Type out the data exactly as given. Skip any image.

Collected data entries
________________

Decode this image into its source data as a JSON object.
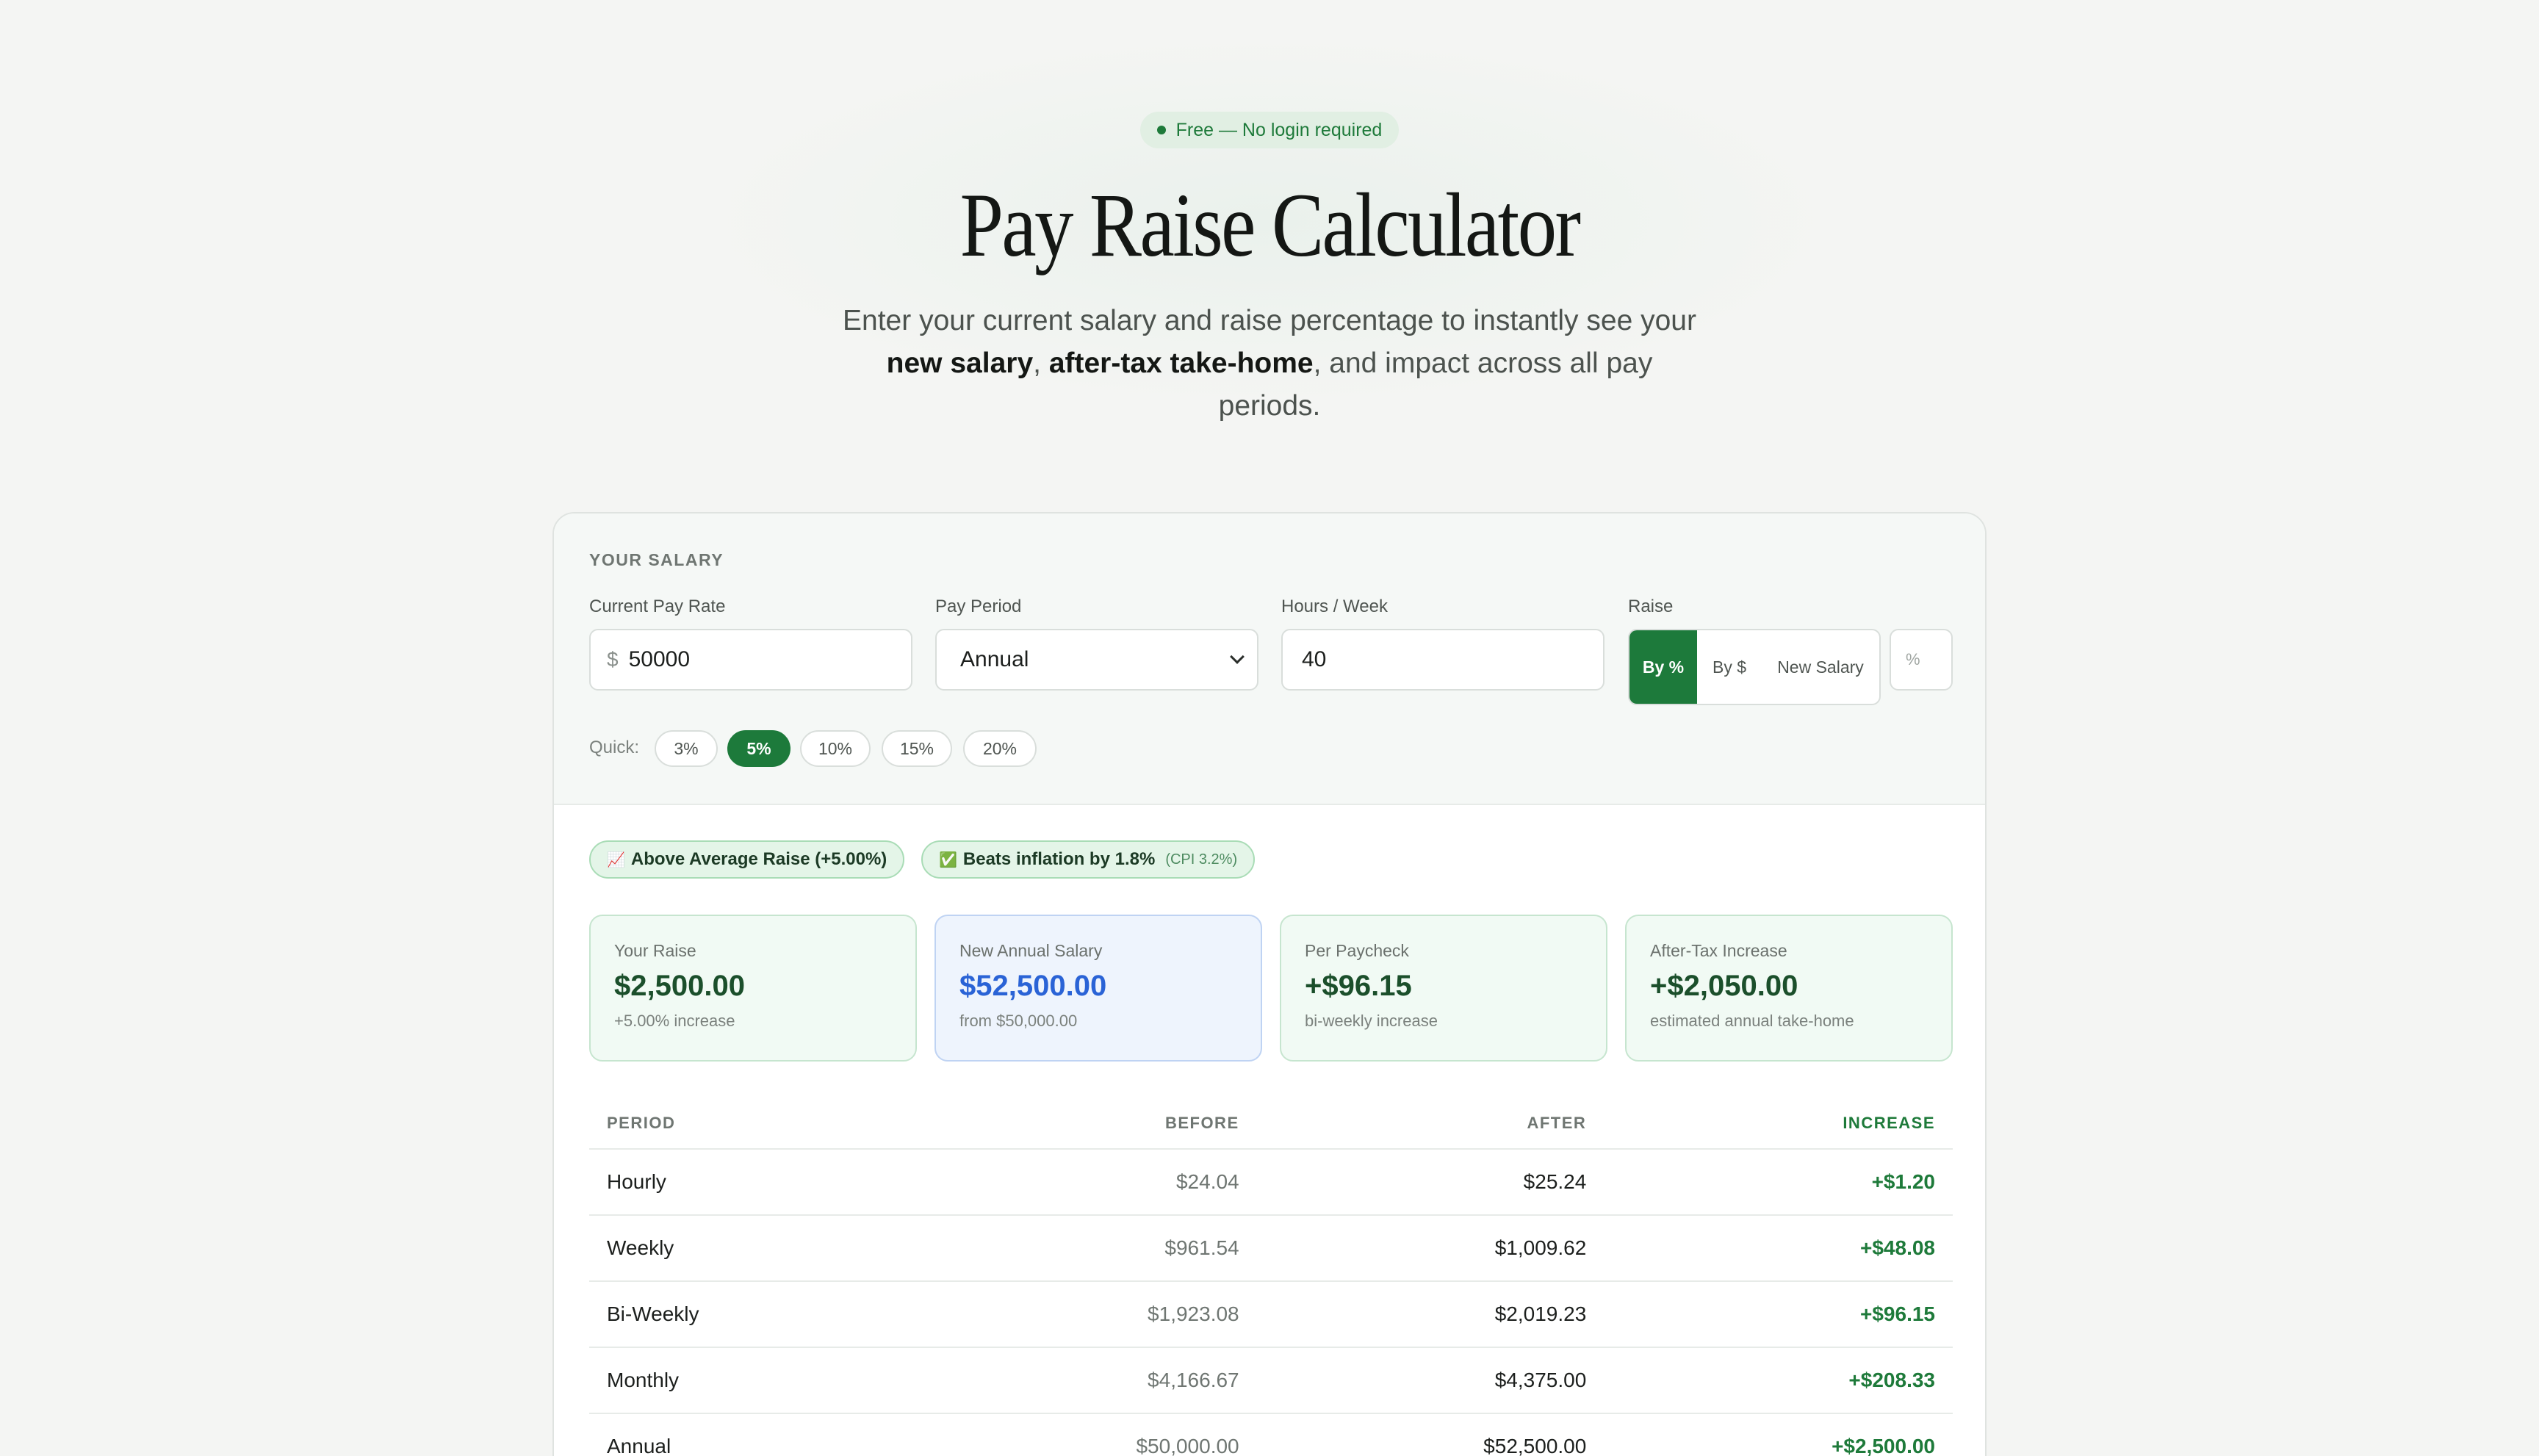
{
  "hero": {
    "badge": "Free — No login required",
    "title": "Pay Raise Calculator",
    "subtitle_part1": "Enter your current salary and raise percentage to instantly see your",
    "subtitle_bold1": "new salary",
    "subtitle_sep": ",",
    "subtitle_bold2": "after-tax take-home",
    "subtitle_part2": ", and impact across all pay periods."
  },
  "inputs": {
    "section_label": "YOUR SALARY",
    "pay_rate": {
      "label": "Current Pay Rate",
      "prefix": "$",
      "value": "50000"
    },
    "pay_period": {
      "label": "Pay Period",
      "value": "Annual"
    },
    "hours": {
      "label": "Hours / Week",
      "value": "40"
    },
    "raise": {
      "label": "Raise",
      "modes": [
        "By %",
        "By $",
        "New Salary"
      ],
      "selected_mode": "By %",
      "value_placeholder": "%"
    },
    "quick": {
      "label": "Quick:",
      "options": [
        "3%",
        "5%",
        "10%",
        "15%",
        "20%"
      ],
      "selected": "5%"
    }
  },
  "tags": {
    "above_average": {
      "icon": "chart-increasing-icon",
      "text": "Above Average Raise (+5.00%)"
    },
    "inflation": {
      "icon": "check-mark-icon",
      "text": "Beats inflation by 1.8%",
      "cpi": "(CPI 3.2%)"
    }
  },
  "stats": [
    {
      "label": "Your Raise",
      "amount": "$2,500.00",
      "note": "+5.00% increase"
    },
    {
      "label": "New Annual Salary",
      "amount": "$52,500.00",
      "note": "from $50,000.00"
    },
    {
      "label": "Per Paycheck",
      "amount": "+$96.15",
      "note": "bi-weekly increase"
    },
    {
      "label": "After-Tax Increase",
      "amount": "+$2,050.00",
      "note": "estimated annual take-home"
    }
  ],
  "table": {
    "headers": [
      "PERIOD",
      "BEFORE",
      "AFTER",
      "INCREASE"
    ],
    "rows": [
      [
        "Hourly",
        "$24.04",
        "$25.24",
        "+$1.20"
      ],
      [
        "Weekly",
        "$961.54",
        "$1,009.62",
        "+$48.08"
      ],
      [
        "Bi-Weekly",
        "$1,923.08",
        "$2,019.23",
        "+$96.15"
      ],
      [
        "Monthly",
        "$4,166.67",
        "$4,375.00",
        "+$208.33"
      ],
      [
        "Annual",
        "$50,000.00",
        "$52,500.00",
        "+$2,500.00"
      ]
    ]
  },
  "colors": {
    "accent": "#1d7a3b",
    "blue_amount": "#2a63d6",
    "increase_text": "#1e7a3a"
  }
}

________________

— Written answer —
Decode this image into its source data as a JSON object.
{
  "hero": {
    "badge": "Free — No login required",
    "title": "Pay Raise Calculator",
    "subtitle_part1": "Enter your current salary and raise percentage to instantly see your",
    "subtitle_bold1": "new salary",
    "subtitle_sep": ",",
    "subtitle_bold2": "after-tax take-home",
    "subtitle_part2": ", and impact across all pay periods."
  },
  "inputs": {
    "section_label": "YOUR SALARY",
    "pay_rate": {
      "label": "Current Pay Rate",
      "prefix": "$",
      "value": "50000"
    },
    "pay_period": {
      "label": "Pay Period",
      "value": "Annual"
    },
    "hours": {
      "label": "Hours / Week",
      "value": "40"
    },
    "raise": {
      "label": "Raise",
      "modes": [
        "By %",
        "By $",
        "New Salary"
      ],
      "selected_mode": "By %",
      "value_placeholder": "%"
    },
    "quick": {
      "label": "Quick:",
      "options": [
        "3%",
        "5%",
        "10%",
        "15%",
        "20%"
      ],
      "selected": "5%"
    }
  },
  "tags": {
    "above_average": {
      "icon": "chart-increasing-icon",
      "text": "Above Average Raise (+5.00%)"
    },
    "inflation": {
      "icon": "check-mark-icon",
      "text": "Beats inflation by 1.8%",
      "cpi": "(CPI 3.2%)"
    }
  },
  "stats": [
    {
      "label": "Your Raise",
      "amount": "$2,500.00",
      "note": "+5.00% increase"
    },
    {
      "label": "New Annual Salary",
      "amount": "$52,500.00",
      "note": "from $50,000.00"
    },
    {
      "label": "Per Paycheck",
      "amount": "+$96.15",
      "note": "bi-weekly increase"
    },
    {
      "label": "After-Tax Increase",
      "amount": "+$2,050.00",
      "note": "estimated annual take-home"
    }
  ],
  "table": {
    "headers": [
      "PERIOD",
      "BEFORE",
      "AFTER",
      "INCREASE"
    ],
    "rows": [
      [
        "Hourly",
        "$24.04",
        "$25.24",
        "+$1.20"
      ],
      [
        "Weekly",
        "$961.54",
        "$1,009.62",
        "+$48.08"
      ],
      [
        "Bi-Weekly",
        "$1,923.08",
        "$2,019.23",
        "+$96.15"
      ],
      [
        "Monthly",
        "$4,166.67",
        "$4,375.00",
        "+$208.33"
      ],
      [
        "Annual",
        "$50,000.00",
        "$52,500.00",
        "+$2,500.00"
      ]
    ]
  },
  "colors": {
    "accent": "#1d7a3b",
    "blue_amount": "#2a63d6",
    "increase_text": "#1e7a3a"
  }
}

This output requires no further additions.